- **Task brief**: Copy every line that holds "organización".

★ ★ ★

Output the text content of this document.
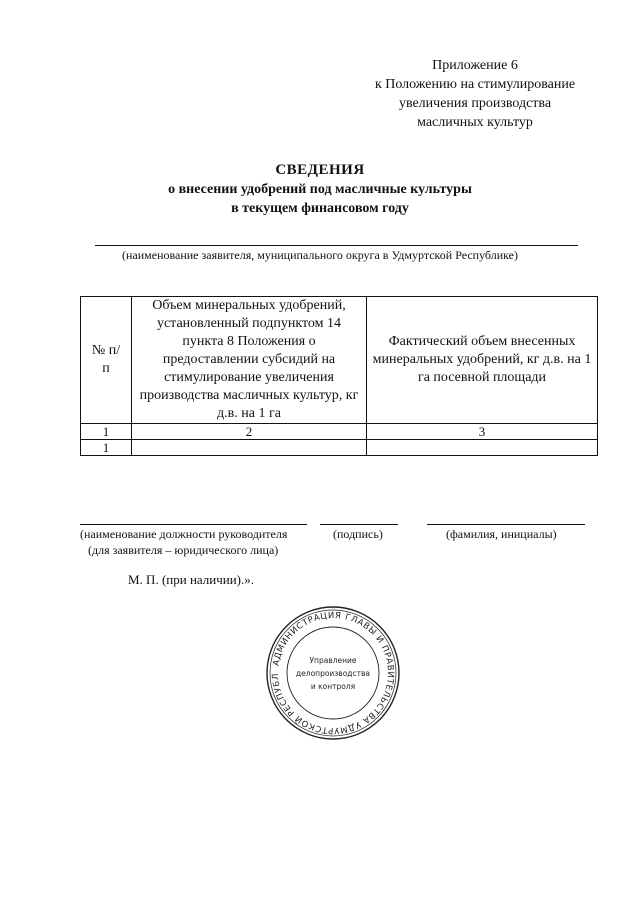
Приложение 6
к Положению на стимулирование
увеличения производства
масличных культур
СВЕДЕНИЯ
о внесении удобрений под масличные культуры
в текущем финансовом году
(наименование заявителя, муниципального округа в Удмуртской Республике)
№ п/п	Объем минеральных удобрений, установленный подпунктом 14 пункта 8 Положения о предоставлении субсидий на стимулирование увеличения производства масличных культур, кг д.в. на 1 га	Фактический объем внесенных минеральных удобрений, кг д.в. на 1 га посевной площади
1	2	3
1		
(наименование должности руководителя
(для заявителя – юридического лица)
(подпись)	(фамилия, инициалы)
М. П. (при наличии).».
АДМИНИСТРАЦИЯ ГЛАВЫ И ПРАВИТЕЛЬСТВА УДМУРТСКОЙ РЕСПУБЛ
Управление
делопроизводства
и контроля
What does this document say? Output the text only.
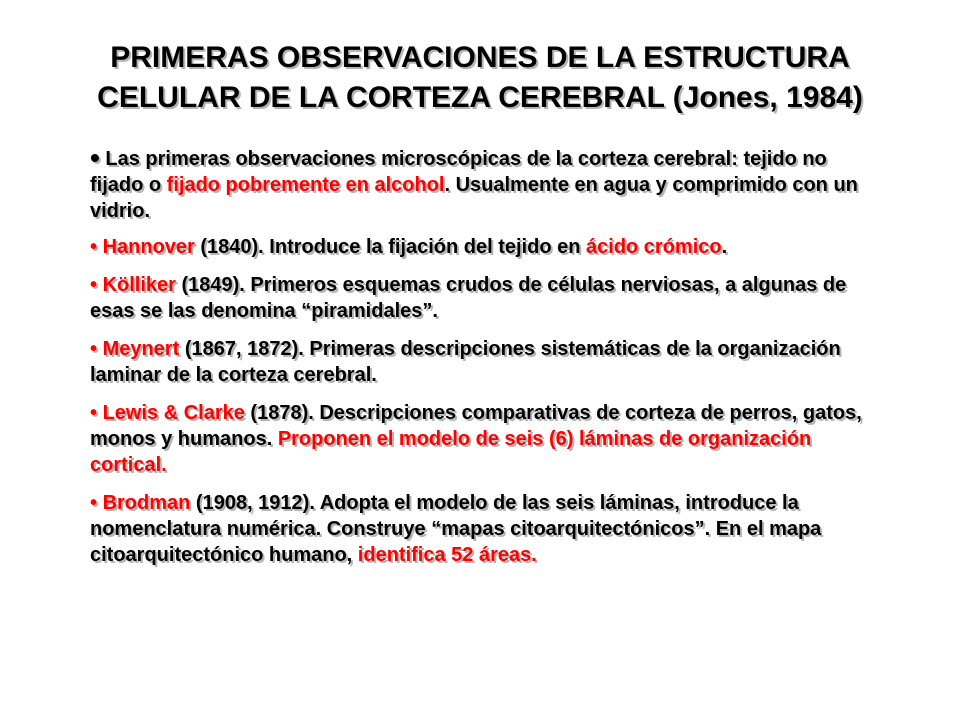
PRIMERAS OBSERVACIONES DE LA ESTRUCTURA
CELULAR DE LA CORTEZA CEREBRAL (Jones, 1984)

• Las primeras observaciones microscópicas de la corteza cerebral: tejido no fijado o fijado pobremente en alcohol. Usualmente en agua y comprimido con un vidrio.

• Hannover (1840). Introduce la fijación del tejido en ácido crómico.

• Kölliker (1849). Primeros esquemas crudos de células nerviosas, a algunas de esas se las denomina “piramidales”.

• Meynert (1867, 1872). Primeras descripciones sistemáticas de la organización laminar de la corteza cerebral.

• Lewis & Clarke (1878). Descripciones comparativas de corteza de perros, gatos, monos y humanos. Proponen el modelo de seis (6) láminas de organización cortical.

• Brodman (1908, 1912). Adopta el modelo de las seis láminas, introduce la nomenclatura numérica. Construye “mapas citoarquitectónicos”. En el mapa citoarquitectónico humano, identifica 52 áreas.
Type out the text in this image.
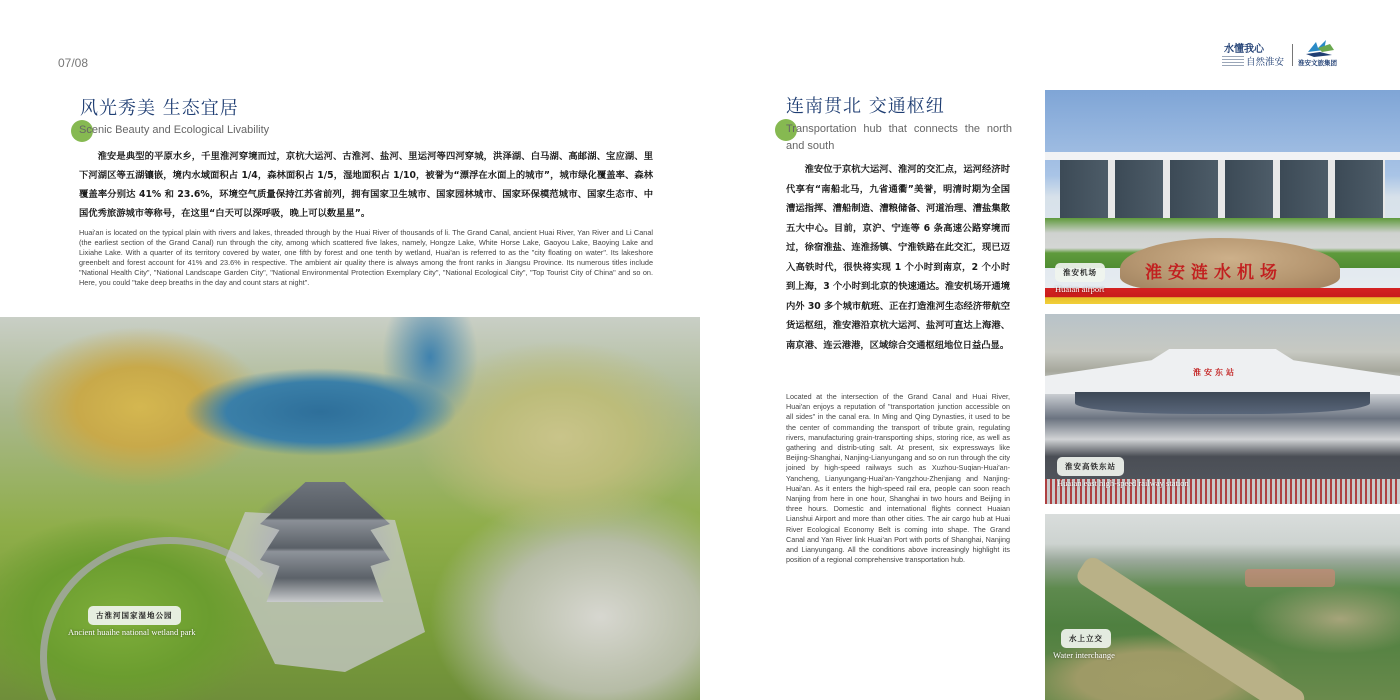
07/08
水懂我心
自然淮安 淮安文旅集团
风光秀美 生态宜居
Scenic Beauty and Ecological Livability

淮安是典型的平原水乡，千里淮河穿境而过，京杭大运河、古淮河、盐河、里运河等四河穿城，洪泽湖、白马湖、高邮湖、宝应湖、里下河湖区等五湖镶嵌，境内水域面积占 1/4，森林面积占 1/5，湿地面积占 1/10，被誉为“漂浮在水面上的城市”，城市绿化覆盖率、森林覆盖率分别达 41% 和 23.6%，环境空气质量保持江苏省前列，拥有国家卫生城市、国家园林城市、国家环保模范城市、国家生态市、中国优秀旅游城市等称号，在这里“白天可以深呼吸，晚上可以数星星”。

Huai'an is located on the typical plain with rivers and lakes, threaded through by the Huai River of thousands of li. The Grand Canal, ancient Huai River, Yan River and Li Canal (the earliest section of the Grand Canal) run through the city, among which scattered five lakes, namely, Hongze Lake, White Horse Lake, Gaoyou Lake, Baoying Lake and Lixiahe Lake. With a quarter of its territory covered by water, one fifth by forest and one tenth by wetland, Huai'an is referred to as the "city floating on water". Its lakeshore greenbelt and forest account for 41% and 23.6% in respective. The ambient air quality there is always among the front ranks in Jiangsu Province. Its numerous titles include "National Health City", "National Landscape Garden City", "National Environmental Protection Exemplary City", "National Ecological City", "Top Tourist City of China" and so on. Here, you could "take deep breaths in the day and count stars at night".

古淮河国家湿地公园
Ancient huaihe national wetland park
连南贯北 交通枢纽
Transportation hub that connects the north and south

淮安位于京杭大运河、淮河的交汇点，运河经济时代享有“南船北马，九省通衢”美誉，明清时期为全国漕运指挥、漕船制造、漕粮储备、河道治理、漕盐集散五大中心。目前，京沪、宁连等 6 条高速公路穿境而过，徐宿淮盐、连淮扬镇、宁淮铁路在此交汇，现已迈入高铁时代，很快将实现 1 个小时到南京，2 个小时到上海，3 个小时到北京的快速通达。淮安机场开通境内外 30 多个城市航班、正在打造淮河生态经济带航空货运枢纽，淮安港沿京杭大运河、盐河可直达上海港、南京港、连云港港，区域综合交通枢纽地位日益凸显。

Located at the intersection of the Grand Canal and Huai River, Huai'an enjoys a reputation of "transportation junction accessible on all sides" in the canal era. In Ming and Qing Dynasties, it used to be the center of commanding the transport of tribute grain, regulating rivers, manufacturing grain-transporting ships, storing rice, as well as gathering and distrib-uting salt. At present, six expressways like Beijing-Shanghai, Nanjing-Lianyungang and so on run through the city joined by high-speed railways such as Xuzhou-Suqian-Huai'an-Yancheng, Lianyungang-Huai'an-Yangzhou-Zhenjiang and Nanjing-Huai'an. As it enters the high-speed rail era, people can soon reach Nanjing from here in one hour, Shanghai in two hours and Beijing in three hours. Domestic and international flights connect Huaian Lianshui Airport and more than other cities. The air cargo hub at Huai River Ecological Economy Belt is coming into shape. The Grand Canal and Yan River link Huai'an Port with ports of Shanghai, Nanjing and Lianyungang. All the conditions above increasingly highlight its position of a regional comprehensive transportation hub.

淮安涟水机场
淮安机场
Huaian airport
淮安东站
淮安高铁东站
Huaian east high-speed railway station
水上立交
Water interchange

★ ★ ★

- **Correct answer**:
• Meynert (1867, 1872). Primeras descripciones sistemáticas de la organización laminar de la corteza cerebral.
• Lewis & Clarke (1878). Descripciones comparativas de corteza de perros, gatos, monos y humanos. Proponen el modelo de seis (6) láminas de organización cortical.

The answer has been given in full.